**Task objective:**
Retype the records below exactly as they appear, but leave out any pictures.
>> begin Data section
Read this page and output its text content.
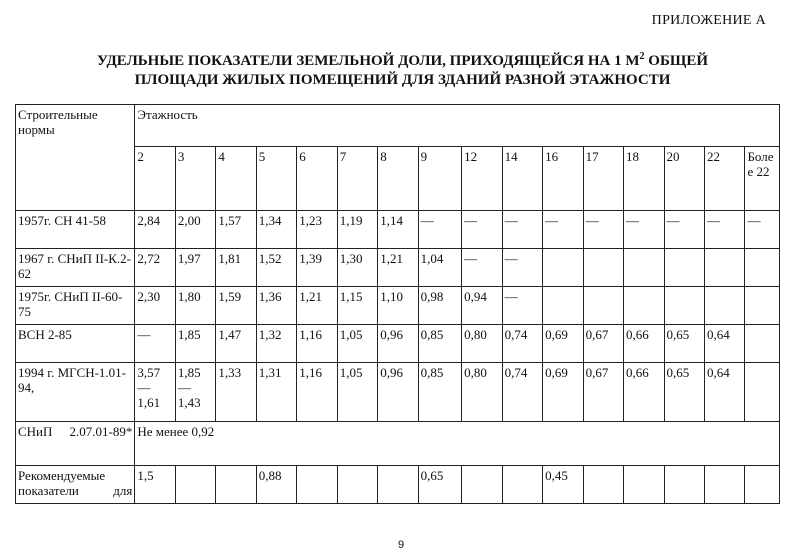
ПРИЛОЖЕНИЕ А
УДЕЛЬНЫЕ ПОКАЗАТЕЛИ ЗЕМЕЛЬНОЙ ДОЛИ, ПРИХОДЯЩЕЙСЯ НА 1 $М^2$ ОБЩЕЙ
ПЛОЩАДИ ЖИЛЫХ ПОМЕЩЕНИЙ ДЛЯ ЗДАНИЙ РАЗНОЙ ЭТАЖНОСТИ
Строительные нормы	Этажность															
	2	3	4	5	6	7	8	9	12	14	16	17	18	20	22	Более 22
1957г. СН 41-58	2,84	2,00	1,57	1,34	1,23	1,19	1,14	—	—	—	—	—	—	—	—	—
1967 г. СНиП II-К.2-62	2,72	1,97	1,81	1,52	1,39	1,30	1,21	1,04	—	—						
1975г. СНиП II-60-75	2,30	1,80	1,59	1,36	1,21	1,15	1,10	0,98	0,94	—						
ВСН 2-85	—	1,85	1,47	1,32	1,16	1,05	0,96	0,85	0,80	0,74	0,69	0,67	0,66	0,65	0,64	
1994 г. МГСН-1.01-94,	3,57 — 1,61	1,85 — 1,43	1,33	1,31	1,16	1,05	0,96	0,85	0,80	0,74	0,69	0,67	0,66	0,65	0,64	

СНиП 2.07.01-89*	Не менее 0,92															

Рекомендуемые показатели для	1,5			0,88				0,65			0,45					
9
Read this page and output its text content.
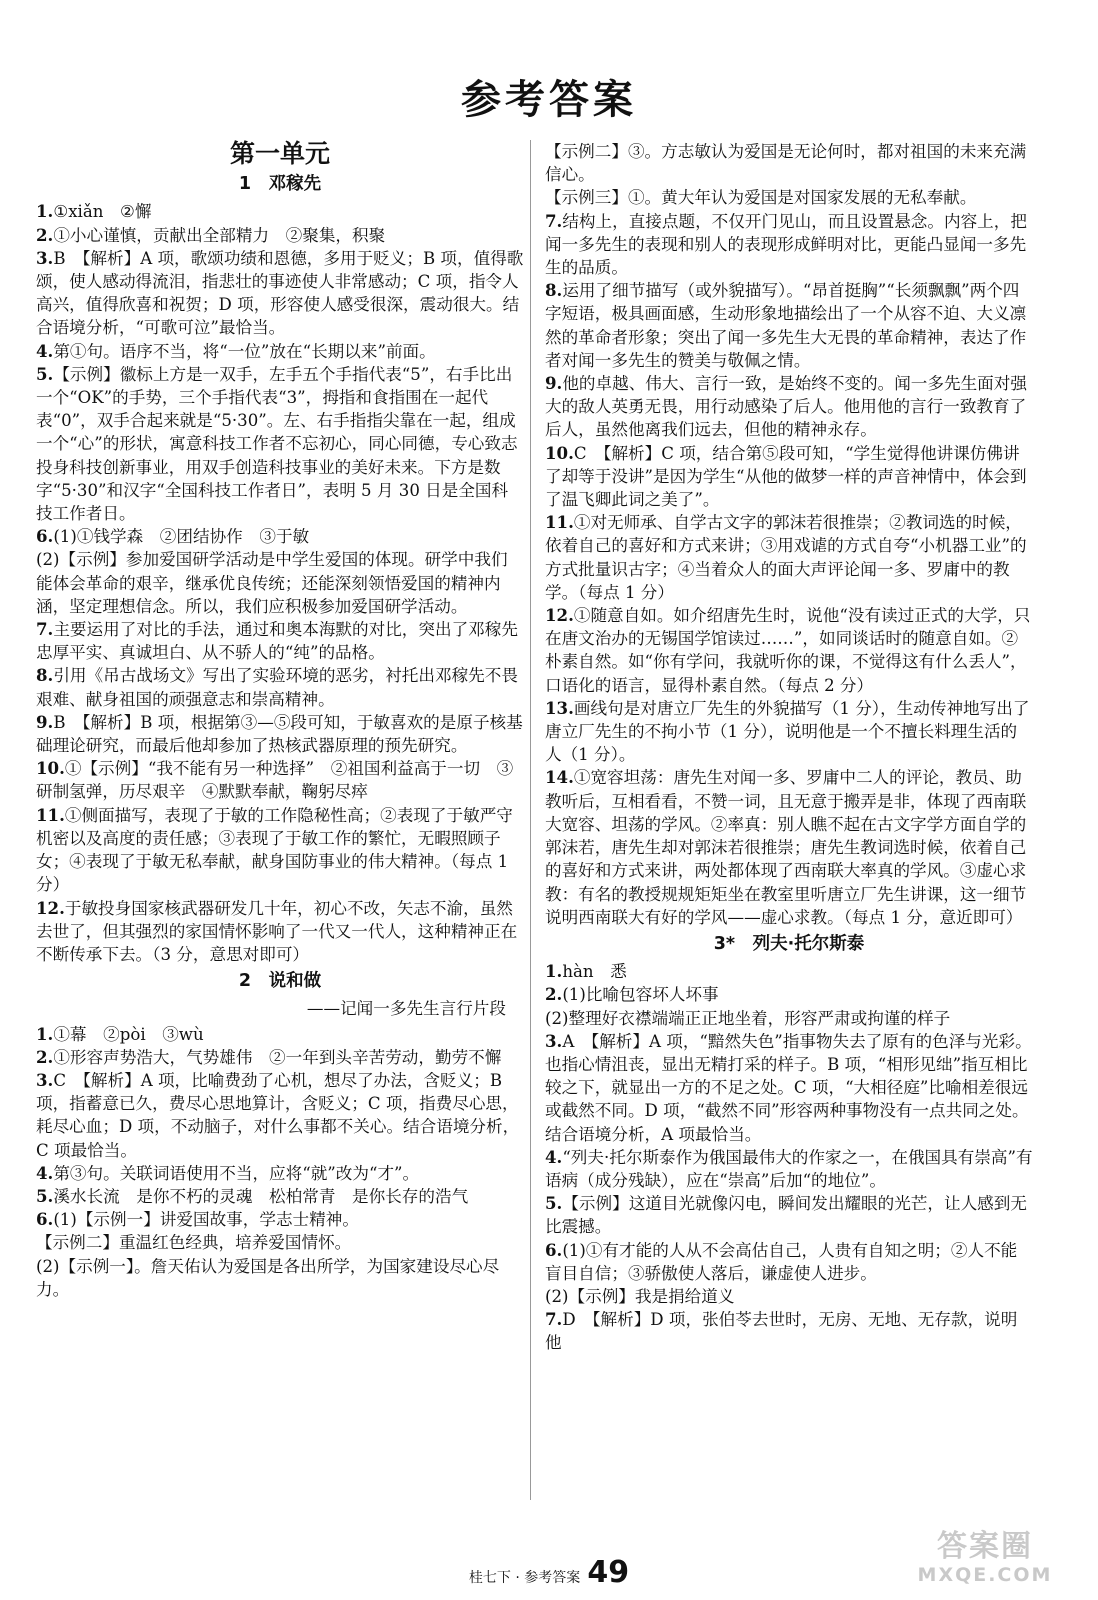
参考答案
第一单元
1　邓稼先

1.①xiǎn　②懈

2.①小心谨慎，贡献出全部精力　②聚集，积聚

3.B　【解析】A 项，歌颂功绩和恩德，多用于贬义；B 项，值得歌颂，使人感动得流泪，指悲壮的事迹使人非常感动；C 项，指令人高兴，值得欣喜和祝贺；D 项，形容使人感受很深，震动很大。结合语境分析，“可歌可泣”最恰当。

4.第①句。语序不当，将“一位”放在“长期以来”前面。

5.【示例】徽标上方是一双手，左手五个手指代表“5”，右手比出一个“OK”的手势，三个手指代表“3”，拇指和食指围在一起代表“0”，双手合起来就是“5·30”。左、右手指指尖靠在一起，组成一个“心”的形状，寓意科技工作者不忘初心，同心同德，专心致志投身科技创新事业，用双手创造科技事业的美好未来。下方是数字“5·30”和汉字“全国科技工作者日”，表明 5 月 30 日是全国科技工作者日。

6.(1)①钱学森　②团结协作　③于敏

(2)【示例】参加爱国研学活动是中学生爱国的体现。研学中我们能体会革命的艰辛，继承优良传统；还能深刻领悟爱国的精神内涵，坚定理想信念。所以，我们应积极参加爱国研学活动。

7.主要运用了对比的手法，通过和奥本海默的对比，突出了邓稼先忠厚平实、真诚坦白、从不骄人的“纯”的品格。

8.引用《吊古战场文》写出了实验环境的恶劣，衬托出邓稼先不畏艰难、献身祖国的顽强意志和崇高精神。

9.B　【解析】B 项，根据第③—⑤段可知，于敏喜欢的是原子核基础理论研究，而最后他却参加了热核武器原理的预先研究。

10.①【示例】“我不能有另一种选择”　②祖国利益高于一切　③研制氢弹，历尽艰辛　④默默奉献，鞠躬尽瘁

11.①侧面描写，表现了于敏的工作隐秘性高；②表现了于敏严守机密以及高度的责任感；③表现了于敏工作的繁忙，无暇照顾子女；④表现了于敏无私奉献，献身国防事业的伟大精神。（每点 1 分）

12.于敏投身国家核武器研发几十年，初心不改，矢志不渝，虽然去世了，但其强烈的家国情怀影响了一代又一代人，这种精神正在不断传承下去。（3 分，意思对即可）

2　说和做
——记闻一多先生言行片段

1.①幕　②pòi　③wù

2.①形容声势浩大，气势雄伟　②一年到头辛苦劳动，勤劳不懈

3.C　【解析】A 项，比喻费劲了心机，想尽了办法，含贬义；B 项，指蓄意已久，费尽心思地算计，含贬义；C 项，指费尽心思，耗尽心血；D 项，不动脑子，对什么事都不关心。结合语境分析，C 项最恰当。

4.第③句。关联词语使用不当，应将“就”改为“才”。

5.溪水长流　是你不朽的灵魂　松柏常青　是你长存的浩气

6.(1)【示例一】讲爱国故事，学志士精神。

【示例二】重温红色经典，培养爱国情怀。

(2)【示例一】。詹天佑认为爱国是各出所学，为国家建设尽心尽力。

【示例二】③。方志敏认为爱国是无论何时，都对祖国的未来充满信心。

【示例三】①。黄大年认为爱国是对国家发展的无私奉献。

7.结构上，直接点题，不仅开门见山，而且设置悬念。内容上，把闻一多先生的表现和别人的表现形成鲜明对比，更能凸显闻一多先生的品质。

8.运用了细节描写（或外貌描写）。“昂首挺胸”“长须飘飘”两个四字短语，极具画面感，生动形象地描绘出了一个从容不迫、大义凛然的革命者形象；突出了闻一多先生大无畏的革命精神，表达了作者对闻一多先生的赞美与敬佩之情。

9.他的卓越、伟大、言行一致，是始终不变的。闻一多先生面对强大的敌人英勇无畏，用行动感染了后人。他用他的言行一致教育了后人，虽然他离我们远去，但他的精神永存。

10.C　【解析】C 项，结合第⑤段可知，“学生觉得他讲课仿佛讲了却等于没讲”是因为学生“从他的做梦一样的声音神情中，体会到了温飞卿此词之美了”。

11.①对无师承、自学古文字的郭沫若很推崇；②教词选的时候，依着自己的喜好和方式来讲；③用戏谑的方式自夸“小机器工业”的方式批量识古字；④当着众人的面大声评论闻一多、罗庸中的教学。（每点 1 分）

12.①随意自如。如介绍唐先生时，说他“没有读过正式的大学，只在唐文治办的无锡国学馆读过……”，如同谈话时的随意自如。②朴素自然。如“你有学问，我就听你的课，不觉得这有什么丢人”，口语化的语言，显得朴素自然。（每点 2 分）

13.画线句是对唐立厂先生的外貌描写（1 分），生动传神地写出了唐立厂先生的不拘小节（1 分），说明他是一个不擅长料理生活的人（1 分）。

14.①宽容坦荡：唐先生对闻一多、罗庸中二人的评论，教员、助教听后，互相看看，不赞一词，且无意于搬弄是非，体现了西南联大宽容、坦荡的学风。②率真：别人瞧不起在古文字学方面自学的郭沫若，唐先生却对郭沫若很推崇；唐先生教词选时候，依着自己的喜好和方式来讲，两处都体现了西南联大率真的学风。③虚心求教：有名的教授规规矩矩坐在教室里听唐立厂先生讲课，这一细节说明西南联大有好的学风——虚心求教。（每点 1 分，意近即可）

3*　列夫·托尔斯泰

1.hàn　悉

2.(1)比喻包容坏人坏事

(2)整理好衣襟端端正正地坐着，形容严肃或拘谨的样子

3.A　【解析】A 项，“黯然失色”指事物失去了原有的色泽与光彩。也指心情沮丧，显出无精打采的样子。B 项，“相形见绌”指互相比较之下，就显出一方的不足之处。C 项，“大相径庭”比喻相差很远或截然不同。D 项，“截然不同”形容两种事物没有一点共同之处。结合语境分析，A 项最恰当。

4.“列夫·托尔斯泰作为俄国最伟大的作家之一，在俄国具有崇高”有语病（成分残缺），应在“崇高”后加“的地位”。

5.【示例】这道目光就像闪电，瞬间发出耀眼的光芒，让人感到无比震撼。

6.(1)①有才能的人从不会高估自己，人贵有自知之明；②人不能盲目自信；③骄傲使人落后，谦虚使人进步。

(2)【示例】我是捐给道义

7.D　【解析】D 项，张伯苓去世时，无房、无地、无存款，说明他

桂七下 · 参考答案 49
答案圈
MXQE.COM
>> end Data section
**Response to this exercise:**
Read this page and output its text content.
ПРИЛОЖЕНИЕ А
УДЕЛЬНЫЕ ПОКАЗАТЕЛИ ЗЕМЕЛЬНОЙ ДОЛИ, ПРИХОДЯЩЕЙСЯ НА 1 $М^2$ ОБЩЕЙ
ПЛОЩАДИ ЖИЛЫХ ПОМЕЩЕНИЙ ДЛЯ ЗДАНИЙ РАЗНОЙ ЭТАЖНОСТИ
Строительные нормы	Этажность															
	2	3	4	5	6	7	8	9	12	14	16	17	18	20	22	Более 22
1957г. СН 41-58	2,84	2,00	1,57	1,34	1,23	1,19	1,14	—	—	—	—	—	—	—	—	—
1967 г. СНиП II-К.2-62	2,72	1,97	1,81	1,52	1,39	1,30	1,21	1,04	—	—						
1975г. СНиП II-60-75	2,30	1,80	1,59	1,36	1,21	1,15	1,10	0,98	0,94	—						
ВСН 2-85	—	1,85	1,47	1,32	1,16	1,05	0,96	0,85	0,80	0,74	0,69	0,67	0,66	0,65	0,64	
1994 г. МГСН-1.01-94,	3,57 — 1,61	1,85 — 1,43	1,33	1,31	1,16	1,05	0,96	0,85	0,80	0,74	0,69	0,67	0,66	0,65	0,64	

СНиП 2.07.01-89*	Не менее 0,92															

Рекомендуемые показатели для	1,5			0,88				0,65			0,45					
9
Read this page and output its text content.
参考答案
第一单元
1　邓稼先

1.①xiǎn　②懈

2.①小心谨慎，贡献出全部精力　②聚集，积聚

3.B　【解析】A 项，歌颂功绩和恩德，多用于贬义；B 项，值得歌颂，使人感动得流泪，指悲壮的事迹使人非常感动；C 项，指令人高兴，值得欣喜和祝贺；D 项，形容使人感受很深，震动很大。结合语境分析，“可歌可泣”最恰当。

4.第①句。语序不当，将“一位”放在“长期以来”前面。

5.【示例】徽标上方是一双手，左手五个手指代表“5”，右手比出一个“OK”的手势，三个手指代表“3”，拇指和食指围在一起代表“0”，双手合起来就是“5·30”。左、右手指指尖靠在一起，组成一个“心”的形状，寓意科技工作者不忘初心，同心同德，专心致志投身科技创新事业，用双手创造科技事业的美好未来。下方是数字“5·30”和汉字“全国科技工作者日”，表明 5 月 30 日是全国科技工作者日。

6.(1)①钱学森　②团结协作　③于敏

(2)【示例】参加爱国研学活动是中学生爱国的体现。研学中我们能体会革命的艰辛，继承优良传统；还能深刻领悟爱国的精神内涵，坚定理想信念。所以，我们应积极参加爱国研学活动。

7.主要运用了对比的手法，通过和奥本海默的对比，突出了邓稼先忠厚平实、真诚坦白、从不骄人的“纯”的品格。

8.引用《吊古战场文》写出了实验环境的恶劣，衬托出邓稼先不畏艰难、献身祖国的顽强意志和崇高精神。

9.B　【解析】B 项，根据第③—⑤段可知，于敏喜欢的是原子核基础理论研究，而最后他却参加了热核武器原理的预先研究。

10.①【示例】“我不能有另一种选择”　②祖国利益高于一切　③研制氢弹，历尽艰辛　④默默奉献，鞠躬尽瘁

11.①侧面描写，表现了于敏的工作隐秘性高；②表现了于敏严守机密以及高度的责任感；③表现了于敏工作的繁忙，无暇照顾子女；④表现了于敏无私奉献，献身国防事业的伟大精神。（每点 1 分）

12.于敏投身国家核武器研发几十年，初心不改，矢志不渝，虽然去世了，但其强烈的家国情怀影响了一代又一代人，这种精神正在不断传承下去。（3 分，意思对即可）

2　说和做
——记闻一多先生言行片段

1.①幕　②pòi　③wù

2.①形容声势浩大，气势雄伟　②一年到头辛苦劳动，勤劳不懈

3.C　【解析】A 项，比喻费劲了心机，想尽了办法，含贬义；B 项，指蓄意已久，费尽心思地算计，含贬义；C 项，指费尽心思，耗尽心血；D 项，不动脑子，对什么事都不关心。结合语境分析，C 项最恰当。

4.第③句。关联词语使用不当，应将“就”改为“才”。

5.溪水长流　是你不朽的灵魂　松柏常青　是你长存的浩气

6.(1)【示例一】讲爱国故事，学志士精神。

【示例二】重温红色经典，培养爱国情怀。

(2)【示例一】。詹天佑认为爱国是各出所学，为国家建设尽心尽力。

【示例二】③。方志敏认为爱国是无论何时，都对祖国的未来充满信心。

【示例三】①。黄大年认为爱国是对国家发展的无私奉献。

7.结构上，直接点题，不仅开门见山，而且设置悬念。内容上，把闻一多先生的表现和别人的表现形成鲜明对比，更能凸显闻一多先生的品质。

8.运用了细节描写（或外貌描写）。“昂首挺胸”“长须飘飘”两个四字短语，极具画面感，生动形象地描绘出了一个从容不迫、大义凛然的革命者形象；突出了闻一多先生大无畏的革命精神，表达了作者对闻一多先生的赞美与敬佩之情。

9.他的卓越、伟大、言行一致，是始终不变的。闻一多先生面对强大的敌人英勇无畏，用行动感染了后人。他用他的言行一致教育了后人，虽然他离我们远去，但他的精神永存。

10.C　【解析】C 项，结合第⑤段可知，“学生觉得他讲课仿佛讲了却等于没讲”是因为学生“从他的做梦一样的声音神情中，体会到了温飞卿此词之美了”。

11.①对无师承、自学古文字的郭沫若很推崇；②教词选的时候，依着自己的喜好和方式来讲；③用戏谑的方式自夸“小机器工业”的方式批量识古字；④当着众人的面大声评论闻一多、罗庸中的教学。（每点 1 分）

12.①随意自如。如介绍唐先生时，说他“没有读过正式的大学，只在唐文治办的无锡国学馆读过……”，如同谈话时的随意自如。②朴素自然。如“你有学问，我就听你的课，不觉得这有什么丢人”，口语化的语言，显得朴素自然。（每点 2 分）

13.画线句是对唐立厂先生的外貌描写（1 分），生动传神地写出了唐立厂先生的不拘小节（1 分），说明他是一个不擅长料理生活的人（1 分）。

14.①宽容坦荡：唐先生对闻一多、罗庸中二人的评论，教员、助教听后，互相看看，不赞一词，且无意于搬弄是非，体现了西南联大宽容、坦荡的学风。②率真：别人瞧不起在古文字学方面自学的郭沫若，唐先生却对郭沫若很推崇；唐先生教词选时候，依着自己的喜好和方式来讲，两处都体现了西南联大率真的学风。③虚心求教：有名的教授规规矩矩坐在教室里听唐立厂先生讲课，这一细节说明西南联大有好的学风——虚心求教。（每点 1 分，意近即可）

3*　列夫·托尔斯泰

1.hàn　悉

2.(1)比喻包容坏人坏事

(2)整理好衣襟端端正正地坐着，形容严肃或拘谨的样子

3.A　【解析】A 项，“黯然失色”指事物失去了原有的色泽与光彩。也指心情沮丧，显出无精打采的样子。B 项，“相形见绌”指互相比较之下，就显出一方的不足之处。C 项，“大相径庭”比喻相差很远或截然不同。D 项，“截然不同”形容两种事物没有一点共同之处。结合语境分析，A 项最恰当。

4.“列夫·托尔斯泰作为俄国最伟大的作家之一，在俄国具有崇高”有语病（成分残缺），应在“崇高”后加“的地位”。

5.【示例】这道目光就像闪电，瞬间发出耀眼的光芒，让人感到无比震撼。

6.(1)①有才能的人从不会高估自己，人贵有自知之明；②人不能盲目自信；③骄傲使人落后，谦虚使人进步。

(2)【示例】我是捐给道义

7.D　【解析】D 项，张伯苓去世时，无房、无地、无存款，说明他

桂七下 · 参考答案 49
答案圈
MXQE.COM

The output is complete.